(Collected data)
-- BEGIN --

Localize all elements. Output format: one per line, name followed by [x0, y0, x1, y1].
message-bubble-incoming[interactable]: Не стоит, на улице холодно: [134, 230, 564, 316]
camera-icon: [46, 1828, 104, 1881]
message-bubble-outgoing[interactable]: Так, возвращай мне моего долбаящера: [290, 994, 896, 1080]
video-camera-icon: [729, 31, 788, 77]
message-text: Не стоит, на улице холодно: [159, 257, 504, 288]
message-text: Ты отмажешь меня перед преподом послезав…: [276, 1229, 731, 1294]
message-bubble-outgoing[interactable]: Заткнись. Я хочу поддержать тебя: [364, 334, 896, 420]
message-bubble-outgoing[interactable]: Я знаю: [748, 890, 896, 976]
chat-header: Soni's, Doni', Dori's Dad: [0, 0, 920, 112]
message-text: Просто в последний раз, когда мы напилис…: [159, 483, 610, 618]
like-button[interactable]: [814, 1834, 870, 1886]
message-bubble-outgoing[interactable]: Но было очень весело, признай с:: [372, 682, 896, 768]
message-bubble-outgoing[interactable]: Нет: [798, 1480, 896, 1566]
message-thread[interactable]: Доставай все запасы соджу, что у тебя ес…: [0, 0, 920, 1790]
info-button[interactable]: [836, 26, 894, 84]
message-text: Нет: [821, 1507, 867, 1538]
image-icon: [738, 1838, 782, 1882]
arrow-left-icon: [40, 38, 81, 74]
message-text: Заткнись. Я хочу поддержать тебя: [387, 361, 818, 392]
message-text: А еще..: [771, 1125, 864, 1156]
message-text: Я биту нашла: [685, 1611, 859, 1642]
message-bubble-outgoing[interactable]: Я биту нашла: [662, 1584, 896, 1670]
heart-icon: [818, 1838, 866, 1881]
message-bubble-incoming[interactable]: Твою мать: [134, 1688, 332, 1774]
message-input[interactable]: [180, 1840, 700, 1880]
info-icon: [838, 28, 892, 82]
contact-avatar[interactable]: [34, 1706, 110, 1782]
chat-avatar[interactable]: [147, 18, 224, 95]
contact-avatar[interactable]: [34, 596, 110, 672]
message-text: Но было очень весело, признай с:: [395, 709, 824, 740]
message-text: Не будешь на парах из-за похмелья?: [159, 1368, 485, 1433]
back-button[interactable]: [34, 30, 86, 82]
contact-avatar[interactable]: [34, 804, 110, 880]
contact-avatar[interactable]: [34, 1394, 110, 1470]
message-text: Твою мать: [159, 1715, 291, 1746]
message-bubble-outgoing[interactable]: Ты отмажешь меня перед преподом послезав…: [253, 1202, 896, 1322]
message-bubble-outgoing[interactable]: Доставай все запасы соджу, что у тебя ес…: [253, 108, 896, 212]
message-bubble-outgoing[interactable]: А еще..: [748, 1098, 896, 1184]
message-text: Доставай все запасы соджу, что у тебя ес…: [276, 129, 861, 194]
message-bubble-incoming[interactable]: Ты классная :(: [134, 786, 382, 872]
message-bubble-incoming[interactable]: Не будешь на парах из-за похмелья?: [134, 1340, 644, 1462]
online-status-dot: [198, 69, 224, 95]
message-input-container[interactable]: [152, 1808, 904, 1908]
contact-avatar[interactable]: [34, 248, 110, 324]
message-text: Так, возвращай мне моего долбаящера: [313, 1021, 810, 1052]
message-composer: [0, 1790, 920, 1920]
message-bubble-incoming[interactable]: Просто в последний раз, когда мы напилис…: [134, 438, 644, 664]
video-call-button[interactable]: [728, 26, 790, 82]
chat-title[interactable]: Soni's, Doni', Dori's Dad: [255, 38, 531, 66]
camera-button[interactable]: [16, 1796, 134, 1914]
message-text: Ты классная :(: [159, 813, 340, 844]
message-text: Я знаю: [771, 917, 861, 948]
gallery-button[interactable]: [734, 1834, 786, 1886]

-- END --

#### [Exercise objective]
Can you rewrite the entries as a numbered list, starting at the first line and ending at the line that contains "message-bubble-outgoing[interactable]: Ты отмажешь", with both of those lines included and any blank lines left out?

#### [The solution]
1. Localize all elements. Output format: one per line, name followed by [x0, y0, x1, y1].
2. message-bubble-incoming[interactable]: Не стоит, на улице холодно: [134, 230, 564, 316]
3. camera-icon: [46, 1828, 104, 1881]
4. message-bubble-outgoing[interactable]: Так, возвращай мне моего долбаящера: [290, 994, 896, 1080]
5. video-camera-icon: [729, 31, 788, 77]
6. message-text: Не стоит, на улице холодно: [159, 257, 504, 288]
7. message-text: Ты отмажешь меня перед преподом послезав…: [276, 1229, 731, 1294]
8. message-bubble-outgoing[interactable]: Заткнись. Я хочу поддержать тебя: [364, 334, 896, 420]
9. message-bubble-outgoing[interactable]: Я знаю: [748, 890, 896, 976]
10. chat-header: Soni's, Doni', Dori's Dad: [0, 0, 920, 112]
11. message-text: Просто в последний раз, когда мы напилис…: [159, 483, 610, 618]
12. like-button[interactable]: [814, 1834, 870, 1886]
13. message-bubble-outgoing[interactable]: Но было очень весело, признай с:: [372, 682, 896, 768]
14. message-bubble-outgoing[interactable]: Нет: [798, 1480, 896, 1566]
15. message-thread[interactable]: Доставай все запасы соджу, что у тебя ес…: [0, 0, 920, 1790]
16. info-button[interactable]: [836, 26, 894, 84]
17. message-text: Нет: [821, 1507, 867, 1538]
18. image-icon: [738, 1838, 782, 1882]
19. arrow-left-icon: [40, 38, 81, 74]
20. message-text: Заткнись. Я хочу поддержать тебя: [387, 361, 818, 392]
21. message-text: А еще..: [771, 1125, 864, 1156]
22. message-text: Я биту нашла: [685, 1611, 859, 1642]
23. message-bubble-outgoing[interactable]: Я биту нашла: [662, 1584, 896, 1670]
24. heart-icon: [818, 1838, 866, 1881]
25. message-bubble-incoming[interactable]: Твою мать: [134, 1688, 332, 1774]
26. message-input[interactable]: [180, 1840, 700, 1880]
27. info-icon: [838, 28, 892, 82]
28. contact-avatar[interactable]: [34, 1706, 110, 1782]
29. chat-avatar[interactable]: [147, 18, 224, 95]
30. contact-avatar[interactable]: [34, 596, 110, 672]
31. message-text: Но было очень весело, признай с:: [395, 709, 824, 740]
32. message-text: Не будешь на парах из-за похмелья?: [159, 1368, 485, 1433]
33. back-button[interactable]: [34, 30, 86, 82]
34. contact-avatar[interactable]: [34, 804, 110, 880]
35. contact-avatar[interactable]: [34, 1394, 110, 1470]
36. message-text: Твою мать: [159, 1715, 291, 1746]
37. message-bubble-outgoing[interactable]: Ты отмажешь меня перед преподом послезав…: [253, 1202, 896, 1322]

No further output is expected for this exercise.